TASK » What number of lines contain the word "Demet"? Reply with the number and nothing else.

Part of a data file
-=-=-

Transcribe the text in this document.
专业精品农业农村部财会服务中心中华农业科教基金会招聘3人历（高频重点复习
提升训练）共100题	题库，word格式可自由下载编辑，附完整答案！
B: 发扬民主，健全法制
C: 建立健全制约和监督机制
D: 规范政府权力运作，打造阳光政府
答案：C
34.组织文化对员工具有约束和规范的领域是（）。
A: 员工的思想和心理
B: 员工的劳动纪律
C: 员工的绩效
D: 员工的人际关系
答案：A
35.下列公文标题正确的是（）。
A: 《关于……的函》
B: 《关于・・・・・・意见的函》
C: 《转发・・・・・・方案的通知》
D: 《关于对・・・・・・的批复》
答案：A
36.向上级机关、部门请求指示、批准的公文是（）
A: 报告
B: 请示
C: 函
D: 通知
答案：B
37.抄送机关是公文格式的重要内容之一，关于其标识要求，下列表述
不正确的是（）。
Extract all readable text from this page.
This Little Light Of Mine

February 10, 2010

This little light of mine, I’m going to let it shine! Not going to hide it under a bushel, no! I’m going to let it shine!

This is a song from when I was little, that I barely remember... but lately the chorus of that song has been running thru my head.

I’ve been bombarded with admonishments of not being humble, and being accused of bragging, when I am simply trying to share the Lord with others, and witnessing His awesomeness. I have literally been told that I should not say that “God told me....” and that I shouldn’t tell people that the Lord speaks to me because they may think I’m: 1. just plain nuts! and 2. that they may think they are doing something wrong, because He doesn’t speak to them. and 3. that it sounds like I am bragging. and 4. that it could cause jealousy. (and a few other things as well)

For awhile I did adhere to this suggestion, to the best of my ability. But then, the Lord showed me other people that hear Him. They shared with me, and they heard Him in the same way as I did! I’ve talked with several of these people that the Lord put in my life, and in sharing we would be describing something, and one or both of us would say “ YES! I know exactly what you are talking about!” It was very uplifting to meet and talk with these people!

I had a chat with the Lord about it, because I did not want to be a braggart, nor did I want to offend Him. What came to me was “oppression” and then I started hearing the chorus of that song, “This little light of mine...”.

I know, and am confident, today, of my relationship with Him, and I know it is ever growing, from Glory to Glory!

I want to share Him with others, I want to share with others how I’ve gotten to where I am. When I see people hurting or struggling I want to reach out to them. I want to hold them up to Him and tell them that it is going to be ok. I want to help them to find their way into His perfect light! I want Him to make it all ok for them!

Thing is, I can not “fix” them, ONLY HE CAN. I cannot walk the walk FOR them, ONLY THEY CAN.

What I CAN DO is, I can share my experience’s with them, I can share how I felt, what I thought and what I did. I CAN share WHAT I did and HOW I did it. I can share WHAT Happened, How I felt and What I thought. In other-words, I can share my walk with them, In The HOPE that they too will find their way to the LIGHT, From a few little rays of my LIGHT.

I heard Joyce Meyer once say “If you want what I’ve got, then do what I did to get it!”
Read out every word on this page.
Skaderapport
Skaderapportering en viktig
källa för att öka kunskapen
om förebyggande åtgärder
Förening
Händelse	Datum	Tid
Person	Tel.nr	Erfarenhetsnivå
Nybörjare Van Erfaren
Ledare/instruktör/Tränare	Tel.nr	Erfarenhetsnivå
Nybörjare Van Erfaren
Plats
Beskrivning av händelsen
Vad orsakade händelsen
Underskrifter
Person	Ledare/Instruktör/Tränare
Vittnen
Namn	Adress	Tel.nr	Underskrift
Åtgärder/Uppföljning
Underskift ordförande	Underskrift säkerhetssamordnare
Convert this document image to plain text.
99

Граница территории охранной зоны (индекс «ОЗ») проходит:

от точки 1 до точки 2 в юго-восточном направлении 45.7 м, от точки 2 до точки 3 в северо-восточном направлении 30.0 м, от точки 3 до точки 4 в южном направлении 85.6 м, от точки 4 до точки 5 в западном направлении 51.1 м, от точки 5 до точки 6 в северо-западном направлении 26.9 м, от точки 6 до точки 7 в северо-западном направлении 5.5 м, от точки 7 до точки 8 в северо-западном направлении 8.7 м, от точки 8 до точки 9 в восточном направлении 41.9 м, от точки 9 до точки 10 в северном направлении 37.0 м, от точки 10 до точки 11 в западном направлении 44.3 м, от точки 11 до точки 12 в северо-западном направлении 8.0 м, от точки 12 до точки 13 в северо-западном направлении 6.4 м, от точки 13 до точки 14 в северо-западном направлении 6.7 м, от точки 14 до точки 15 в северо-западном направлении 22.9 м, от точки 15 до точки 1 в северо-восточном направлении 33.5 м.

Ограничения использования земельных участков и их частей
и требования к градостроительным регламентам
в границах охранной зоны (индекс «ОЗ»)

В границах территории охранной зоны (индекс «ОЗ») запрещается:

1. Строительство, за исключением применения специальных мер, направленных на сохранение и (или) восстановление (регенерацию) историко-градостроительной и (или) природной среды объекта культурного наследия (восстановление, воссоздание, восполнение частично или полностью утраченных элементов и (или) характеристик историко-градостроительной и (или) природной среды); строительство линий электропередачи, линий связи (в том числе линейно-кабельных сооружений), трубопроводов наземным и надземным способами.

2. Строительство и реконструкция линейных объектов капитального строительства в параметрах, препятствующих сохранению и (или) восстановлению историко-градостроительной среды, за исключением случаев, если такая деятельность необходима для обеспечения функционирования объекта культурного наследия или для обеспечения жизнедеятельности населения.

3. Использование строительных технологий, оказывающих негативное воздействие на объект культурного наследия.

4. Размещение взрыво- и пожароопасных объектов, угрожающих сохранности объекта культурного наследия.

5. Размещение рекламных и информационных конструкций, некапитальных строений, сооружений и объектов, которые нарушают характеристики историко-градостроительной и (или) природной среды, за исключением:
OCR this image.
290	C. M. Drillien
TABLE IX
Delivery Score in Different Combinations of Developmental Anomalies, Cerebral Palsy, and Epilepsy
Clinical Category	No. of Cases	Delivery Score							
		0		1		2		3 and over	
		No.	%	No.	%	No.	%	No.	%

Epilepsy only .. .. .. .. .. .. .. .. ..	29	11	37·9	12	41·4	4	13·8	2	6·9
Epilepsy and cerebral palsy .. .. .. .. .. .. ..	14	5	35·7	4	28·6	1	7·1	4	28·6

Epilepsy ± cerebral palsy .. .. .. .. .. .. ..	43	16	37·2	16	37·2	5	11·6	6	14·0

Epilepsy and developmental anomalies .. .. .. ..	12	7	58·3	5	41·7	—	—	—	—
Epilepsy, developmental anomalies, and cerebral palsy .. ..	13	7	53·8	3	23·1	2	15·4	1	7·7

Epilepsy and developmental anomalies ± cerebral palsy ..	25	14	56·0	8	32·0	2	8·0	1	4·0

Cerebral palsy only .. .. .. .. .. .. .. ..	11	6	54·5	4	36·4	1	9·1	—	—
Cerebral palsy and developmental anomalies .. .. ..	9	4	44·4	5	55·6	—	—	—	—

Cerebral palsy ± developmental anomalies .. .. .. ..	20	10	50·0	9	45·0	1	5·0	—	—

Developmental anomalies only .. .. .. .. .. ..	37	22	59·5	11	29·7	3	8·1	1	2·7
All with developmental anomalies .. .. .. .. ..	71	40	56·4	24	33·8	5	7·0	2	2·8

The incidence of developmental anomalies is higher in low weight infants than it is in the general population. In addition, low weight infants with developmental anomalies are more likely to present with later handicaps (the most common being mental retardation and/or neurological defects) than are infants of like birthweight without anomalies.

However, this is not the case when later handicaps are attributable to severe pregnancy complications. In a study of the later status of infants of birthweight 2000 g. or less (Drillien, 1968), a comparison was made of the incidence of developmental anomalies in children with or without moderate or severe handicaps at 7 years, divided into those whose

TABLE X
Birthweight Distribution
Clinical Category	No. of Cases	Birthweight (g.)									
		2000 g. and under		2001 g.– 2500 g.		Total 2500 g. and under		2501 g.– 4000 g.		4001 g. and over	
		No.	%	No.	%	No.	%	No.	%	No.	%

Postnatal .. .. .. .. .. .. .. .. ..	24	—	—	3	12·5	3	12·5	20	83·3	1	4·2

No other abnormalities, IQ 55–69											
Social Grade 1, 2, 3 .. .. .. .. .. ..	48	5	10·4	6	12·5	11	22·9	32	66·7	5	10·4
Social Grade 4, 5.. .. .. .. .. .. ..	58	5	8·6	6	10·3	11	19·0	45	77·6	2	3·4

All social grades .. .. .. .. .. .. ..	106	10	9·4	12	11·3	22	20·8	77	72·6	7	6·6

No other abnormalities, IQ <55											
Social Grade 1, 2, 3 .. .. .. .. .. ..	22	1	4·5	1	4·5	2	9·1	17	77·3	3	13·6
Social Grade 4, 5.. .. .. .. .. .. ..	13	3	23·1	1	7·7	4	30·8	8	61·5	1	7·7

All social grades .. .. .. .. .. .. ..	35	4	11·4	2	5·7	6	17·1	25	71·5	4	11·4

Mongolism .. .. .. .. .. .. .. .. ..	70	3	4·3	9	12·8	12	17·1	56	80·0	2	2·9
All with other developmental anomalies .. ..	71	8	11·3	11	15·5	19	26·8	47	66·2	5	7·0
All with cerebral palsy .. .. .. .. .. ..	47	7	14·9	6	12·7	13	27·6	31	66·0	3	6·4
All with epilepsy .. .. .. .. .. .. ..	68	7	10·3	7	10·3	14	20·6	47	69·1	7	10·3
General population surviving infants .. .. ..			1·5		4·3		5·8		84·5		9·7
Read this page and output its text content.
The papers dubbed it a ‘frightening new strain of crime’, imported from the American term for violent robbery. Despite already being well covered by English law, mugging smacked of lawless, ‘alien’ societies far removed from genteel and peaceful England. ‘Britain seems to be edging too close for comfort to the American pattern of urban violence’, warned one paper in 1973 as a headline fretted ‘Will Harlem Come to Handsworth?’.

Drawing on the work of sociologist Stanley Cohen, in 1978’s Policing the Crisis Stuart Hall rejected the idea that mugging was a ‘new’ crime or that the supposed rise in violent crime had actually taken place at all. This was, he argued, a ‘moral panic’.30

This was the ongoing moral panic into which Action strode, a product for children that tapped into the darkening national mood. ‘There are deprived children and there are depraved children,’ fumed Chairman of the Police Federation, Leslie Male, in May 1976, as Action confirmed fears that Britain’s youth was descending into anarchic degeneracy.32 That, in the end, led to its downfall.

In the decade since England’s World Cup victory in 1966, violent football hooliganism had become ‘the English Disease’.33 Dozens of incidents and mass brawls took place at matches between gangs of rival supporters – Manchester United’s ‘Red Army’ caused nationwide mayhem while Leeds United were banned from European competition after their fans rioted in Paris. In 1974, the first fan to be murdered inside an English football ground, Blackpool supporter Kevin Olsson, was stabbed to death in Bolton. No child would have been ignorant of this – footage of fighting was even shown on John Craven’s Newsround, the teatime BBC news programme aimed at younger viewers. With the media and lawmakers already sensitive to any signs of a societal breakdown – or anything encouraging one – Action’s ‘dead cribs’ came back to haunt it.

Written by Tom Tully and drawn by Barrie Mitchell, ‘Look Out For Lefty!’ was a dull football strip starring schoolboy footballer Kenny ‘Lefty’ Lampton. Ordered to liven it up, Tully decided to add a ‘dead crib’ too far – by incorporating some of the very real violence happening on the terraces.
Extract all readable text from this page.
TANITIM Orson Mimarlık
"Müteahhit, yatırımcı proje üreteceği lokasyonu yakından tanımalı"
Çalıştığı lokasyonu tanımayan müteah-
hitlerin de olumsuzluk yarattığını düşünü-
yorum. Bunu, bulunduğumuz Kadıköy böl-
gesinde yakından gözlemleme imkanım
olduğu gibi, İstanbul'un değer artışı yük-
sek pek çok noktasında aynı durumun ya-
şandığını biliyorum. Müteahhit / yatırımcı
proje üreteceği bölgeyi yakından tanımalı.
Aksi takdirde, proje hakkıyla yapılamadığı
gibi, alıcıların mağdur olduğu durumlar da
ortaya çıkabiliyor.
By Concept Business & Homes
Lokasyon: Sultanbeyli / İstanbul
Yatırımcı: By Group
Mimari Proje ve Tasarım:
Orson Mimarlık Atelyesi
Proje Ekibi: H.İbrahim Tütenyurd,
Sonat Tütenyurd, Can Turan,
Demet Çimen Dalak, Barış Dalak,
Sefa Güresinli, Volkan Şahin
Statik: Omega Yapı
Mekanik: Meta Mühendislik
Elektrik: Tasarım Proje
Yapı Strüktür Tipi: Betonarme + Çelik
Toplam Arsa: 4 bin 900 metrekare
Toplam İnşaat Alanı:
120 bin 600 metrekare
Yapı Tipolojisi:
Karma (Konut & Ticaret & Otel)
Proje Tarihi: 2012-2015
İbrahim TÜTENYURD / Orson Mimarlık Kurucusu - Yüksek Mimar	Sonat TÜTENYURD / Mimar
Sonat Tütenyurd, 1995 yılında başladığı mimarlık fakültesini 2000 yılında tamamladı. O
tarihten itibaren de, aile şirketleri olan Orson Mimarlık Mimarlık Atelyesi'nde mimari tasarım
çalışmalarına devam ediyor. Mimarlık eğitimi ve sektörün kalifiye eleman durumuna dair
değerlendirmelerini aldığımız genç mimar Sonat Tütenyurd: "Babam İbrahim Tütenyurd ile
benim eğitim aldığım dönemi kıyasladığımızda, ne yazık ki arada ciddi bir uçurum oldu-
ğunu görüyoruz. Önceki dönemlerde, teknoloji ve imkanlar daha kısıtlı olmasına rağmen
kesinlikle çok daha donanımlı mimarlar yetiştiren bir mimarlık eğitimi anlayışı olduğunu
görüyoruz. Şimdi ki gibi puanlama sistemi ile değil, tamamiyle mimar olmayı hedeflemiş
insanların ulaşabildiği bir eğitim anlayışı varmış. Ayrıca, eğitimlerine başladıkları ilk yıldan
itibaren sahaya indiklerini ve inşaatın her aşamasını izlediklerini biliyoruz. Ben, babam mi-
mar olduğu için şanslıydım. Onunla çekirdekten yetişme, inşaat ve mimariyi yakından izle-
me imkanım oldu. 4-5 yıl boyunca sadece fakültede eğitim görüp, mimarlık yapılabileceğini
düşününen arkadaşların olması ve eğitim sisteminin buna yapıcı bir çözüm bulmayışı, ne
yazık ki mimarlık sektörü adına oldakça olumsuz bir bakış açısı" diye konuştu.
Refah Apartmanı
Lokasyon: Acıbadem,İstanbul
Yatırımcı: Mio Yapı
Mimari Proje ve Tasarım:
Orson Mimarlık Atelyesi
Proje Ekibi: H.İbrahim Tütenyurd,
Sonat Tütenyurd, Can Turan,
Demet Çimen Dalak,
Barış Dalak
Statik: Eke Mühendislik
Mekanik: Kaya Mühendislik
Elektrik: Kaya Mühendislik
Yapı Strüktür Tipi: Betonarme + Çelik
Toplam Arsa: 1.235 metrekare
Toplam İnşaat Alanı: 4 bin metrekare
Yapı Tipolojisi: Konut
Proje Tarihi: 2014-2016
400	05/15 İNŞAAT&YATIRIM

-=-=-

OUTPUT FOR THIS TASK » 2